• DOCUMENT PASSAGE:

::::::::::

Militia ‘Ringleaders’ File First Appeals in Whitmer Kidnapping Conspiracy Case

'It is staggering the extent to which the FBI and its agents/informants used excessive pressure, exploited the anger from COVID lockdowns and destructive summer riots, and manipulated emotional issues among vulnerable and excitable citizens...'

(Ken Silva, Headline USA) The alleged “ringleaders” of the 2020 militia conspiracy to kidnap Michigan Gov. Gretchen Whitmer filed appeals on Wednesday to overturn their convictions due to FBI malfeasance and a lack of a fair trial.

The appeals from Adam Fox and Barry Croft, who were convicted last August after their second trial, cite numerous reasons for overturning their guilty verdicts.

For starters, Croft and Fox’s lawyers said they were improperly limited in questioning government’s star witness. The lawyers also said they were denied the ability to vet a juror who had expressed bias against the defendants.

Moreover, the jury was never presented evidence that FBI agents were pressuring their undercover informants to provoke the defendants to criminality, according to the appeals.

To that last point, Fox’s appeal explained how the federal judge presiding over the trial didn’t allow the thousands of text messages between FBI informants and their handling agents to be presented as evidence.

“Critical to Fox’s defense was the need to show his jury the complete and incessant communications between the informants and their handlers,” the appeal said.

“This was particularly true with informant Dan Chappel and his handler, Agent Chambers; they exchanged 3,236 messages between March 16, 2020 and October 8, 2020,” the appeal said.

“Many of these messages goaded Chappel into action, critiqued Chappel’s performance, and offered suggestions to move Fox beyond rhetoric into prosecutable actions. Equally important were Chappel’s responses to his handler’s statements.”

::::::::::

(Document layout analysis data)
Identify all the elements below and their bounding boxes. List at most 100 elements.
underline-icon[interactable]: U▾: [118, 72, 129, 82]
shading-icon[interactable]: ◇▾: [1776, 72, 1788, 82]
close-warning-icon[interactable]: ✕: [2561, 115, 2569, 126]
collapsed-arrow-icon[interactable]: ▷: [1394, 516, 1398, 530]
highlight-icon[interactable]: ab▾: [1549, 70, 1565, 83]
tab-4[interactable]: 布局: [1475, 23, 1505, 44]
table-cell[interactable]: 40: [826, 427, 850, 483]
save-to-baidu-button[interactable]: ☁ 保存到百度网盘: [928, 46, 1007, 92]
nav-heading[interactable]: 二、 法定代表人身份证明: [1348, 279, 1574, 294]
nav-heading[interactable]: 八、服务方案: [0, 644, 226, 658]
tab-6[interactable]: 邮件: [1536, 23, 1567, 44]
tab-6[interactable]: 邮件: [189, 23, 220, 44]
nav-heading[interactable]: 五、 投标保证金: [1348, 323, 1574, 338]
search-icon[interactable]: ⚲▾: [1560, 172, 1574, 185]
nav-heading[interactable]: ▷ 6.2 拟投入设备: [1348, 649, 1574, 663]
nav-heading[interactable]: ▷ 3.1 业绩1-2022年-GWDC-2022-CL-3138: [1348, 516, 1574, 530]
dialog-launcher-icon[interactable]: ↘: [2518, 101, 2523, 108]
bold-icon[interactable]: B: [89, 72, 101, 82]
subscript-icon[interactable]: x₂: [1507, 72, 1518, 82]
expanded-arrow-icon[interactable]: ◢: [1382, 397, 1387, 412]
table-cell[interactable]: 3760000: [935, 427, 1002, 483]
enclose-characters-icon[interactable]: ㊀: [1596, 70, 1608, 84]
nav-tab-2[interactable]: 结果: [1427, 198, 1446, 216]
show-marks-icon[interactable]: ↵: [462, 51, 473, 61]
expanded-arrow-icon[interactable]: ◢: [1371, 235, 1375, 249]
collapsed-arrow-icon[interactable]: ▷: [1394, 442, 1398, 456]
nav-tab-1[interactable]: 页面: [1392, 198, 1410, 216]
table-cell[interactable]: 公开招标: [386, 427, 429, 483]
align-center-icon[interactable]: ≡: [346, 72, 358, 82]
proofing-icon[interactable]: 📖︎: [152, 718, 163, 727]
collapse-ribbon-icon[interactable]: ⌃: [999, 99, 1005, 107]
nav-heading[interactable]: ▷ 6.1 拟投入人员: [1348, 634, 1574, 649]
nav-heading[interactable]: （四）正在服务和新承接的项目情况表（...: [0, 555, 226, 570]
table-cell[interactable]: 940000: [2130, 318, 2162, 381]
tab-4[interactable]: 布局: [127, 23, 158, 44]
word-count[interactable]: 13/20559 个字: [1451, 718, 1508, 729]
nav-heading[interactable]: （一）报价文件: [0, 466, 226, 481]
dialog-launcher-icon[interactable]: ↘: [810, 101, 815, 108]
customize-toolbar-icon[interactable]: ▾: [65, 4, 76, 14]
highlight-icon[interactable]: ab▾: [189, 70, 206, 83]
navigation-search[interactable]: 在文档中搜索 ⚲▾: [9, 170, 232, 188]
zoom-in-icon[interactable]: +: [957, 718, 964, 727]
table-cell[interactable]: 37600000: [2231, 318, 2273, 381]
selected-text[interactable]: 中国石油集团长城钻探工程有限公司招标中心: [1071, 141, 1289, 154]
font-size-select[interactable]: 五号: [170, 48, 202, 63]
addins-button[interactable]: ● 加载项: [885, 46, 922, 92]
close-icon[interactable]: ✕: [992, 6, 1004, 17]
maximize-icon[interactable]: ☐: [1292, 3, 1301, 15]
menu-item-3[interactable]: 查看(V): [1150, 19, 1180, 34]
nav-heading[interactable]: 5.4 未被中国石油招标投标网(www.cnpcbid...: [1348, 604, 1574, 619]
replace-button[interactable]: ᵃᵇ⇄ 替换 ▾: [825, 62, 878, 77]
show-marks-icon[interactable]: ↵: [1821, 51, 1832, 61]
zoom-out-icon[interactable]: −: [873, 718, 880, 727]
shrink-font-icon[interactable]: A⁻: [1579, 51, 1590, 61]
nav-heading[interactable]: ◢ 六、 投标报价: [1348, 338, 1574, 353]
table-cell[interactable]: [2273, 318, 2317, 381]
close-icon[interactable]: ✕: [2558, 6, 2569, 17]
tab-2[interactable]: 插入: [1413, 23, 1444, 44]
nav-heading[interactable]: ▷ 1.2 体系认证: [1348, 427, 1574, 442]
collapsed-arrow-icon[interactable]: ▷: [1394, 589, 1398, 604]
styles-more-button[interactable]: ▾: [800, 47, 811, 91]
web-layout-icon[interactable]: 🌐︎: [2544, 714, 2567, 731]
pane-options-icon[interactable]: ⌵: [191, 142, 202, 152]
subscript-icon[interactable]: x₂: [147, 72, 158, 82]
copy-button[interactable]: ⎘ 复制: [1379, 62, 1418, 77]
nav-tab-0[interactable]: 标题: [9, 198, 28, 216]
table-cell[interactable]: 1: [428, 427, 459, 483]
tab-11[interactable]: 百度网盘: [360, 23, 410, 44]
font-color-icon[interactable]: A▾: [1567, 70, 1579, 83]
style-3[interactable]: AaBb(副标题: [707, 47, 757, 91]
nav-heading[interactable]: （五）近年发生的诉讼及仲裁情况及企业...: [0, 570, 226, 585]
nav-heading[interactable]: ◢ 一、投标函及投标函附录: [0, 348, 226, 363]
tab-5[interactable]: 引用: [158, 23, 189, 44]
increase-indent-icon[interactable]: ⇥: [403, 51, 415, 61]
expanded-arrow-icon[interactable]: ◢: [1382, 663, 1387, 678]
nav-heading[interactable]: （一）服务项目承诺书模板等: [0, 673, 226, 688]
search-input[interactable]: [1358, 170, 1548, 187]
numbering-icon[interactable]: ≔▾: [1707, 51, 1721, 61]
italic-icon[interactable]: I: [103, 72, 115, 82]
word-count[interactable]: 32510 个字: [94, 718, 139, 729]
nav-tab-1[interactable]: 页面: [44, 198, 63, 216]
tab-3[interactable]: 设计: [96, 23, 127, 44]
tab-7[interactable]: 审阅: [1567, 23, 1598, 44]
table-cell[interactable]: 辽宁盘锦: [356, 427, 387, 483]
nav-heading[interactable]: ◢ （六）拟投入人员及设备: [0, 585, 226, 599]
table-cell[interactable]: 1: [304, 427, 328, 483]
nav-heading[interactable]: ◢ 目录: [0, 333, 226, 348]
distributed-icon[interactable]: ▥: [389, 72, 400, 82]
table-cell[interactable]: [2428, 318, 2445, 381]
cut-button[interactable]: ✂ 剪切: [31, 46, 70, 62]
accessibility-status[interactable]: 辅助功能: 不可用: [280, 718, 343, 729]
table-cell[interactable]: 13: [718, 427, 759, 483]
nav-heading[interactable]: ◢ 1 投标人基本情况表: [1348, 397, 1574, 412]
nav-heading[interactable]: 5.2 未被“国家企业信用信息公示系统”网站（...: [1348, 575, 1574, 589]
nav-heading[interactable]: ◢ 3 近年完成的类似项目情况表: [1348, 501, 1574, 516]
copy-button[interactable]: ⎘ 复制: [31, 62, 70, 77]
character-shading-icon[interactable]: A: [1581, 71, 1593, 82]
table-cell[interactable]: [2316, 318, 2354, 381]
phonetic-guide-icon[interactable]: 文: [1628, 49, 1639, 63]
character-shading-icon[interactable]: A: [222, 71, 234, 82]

::::::::::

• YOUR GOAL:
For each statement, answer yes or no on whether the article on the Whitmer kidnapping appeals supports it, and quote the words from the article that decide it. (a) Fox and Croft were convicted after their first trial. (b) Informant Dan Chappel and Agent Chambers exchanged 3,236 messages. (c) The appeals were filed on a Wednesday.

• EXERCISE ANSWER:
(a) No: "who were convicted last August after their second trial"
(b) Yes: "they exchanged 3,236 messages between March 16, 2020 and October 8, 2020"
(c) Yes: "filed appeals on Wednesday"